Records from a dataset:
========================================

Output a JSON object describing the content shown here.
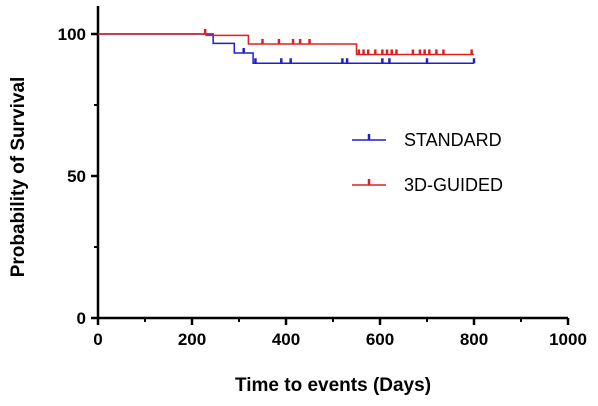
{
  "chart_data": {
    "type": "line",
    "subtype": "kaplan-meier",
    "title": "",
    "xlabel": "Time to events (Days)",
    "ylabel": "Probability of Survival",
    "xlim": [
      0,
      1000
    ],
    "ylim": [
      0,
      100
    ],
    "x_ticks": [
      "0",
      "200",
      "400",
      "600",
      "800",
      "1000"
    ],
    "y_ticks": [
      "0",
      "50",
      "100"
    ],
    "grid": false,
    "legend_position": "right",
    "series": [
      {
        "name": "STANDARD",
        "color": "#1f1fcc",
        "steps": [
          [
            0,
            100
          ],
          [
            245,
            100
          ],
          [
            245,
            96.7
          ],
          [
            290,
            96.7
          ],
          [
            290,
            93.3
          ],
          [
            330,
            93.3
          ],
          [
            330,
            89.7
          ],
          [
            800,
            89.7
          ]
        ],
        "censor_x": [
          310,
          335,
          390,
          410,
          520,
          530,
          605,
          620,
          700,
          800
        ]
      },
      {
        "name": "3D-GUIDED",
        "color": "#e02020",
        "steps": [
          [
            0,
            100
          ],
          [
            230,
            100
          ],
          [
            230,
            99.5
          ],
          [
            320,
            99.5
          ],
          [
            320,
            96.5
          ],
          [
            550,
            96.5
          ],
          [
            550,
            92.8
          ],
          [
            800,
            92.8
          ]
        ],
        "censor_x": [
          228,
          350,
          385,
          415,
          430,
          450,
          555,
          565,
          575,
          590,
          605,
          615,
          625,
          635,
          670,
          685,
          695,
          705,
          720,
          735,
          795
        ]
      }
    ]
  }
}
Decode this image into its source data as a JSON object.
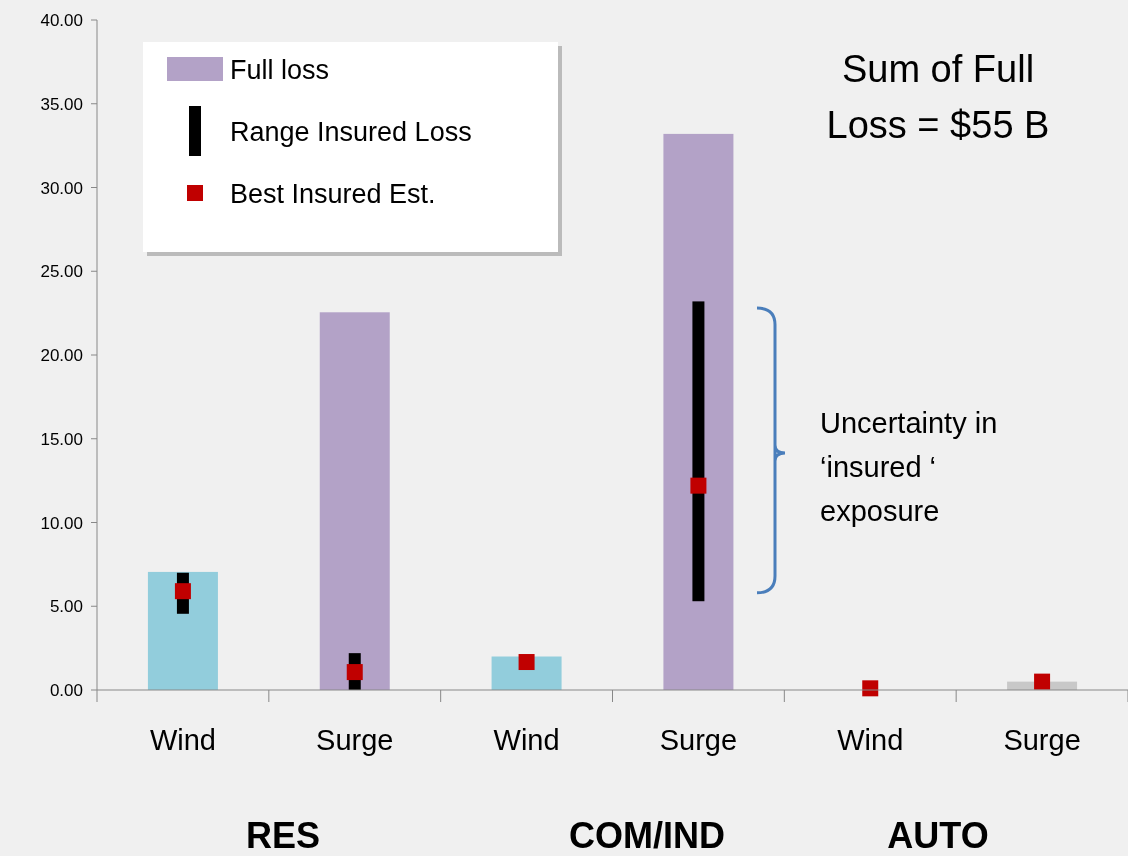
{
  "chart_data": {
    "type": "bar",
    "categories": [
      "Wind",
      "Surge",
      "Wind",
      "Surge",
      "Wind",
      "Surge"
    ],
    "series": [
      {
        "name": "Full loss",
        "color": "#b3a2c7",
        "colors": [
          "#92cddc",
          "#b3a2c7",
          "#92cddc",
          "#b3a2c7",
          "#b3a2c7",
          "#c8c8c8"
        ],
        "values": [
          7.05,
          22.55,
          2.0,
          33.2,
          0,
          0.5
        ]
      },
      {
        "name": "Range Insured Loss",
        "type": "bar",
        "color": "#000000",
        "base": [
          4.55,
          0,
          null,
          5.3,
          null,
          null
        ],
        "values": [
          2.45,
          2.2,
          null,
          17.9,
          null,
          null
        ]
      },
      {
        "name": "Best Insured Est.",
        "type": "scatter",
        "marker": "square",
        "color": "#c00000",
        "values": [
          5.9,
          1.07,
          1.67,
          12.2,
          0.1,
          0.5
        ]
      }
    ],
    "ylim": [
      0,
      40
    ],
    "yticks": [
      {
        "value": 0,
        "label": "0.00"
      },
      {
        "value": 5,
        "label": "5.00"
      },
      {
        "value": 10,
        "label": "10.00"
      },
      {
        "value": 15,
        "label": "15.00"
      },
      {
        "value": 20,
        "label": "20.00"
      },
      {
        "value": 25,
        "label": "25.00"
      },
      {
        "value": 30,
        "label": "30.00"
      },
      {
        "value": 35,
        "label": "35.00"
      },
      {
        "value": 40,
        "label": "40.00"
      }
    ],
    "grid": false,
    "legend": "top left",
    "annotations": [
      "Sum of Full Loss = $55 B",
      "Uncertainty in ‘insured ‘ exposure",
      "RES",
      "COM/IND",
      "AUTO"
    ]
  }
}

========================================

> [What is required]: All lines that include "JSON" are to be gathered and copied.

> [Full answer]:
Output a JSON object describing the content shown here.
Decode this image into its source data as a JSON object.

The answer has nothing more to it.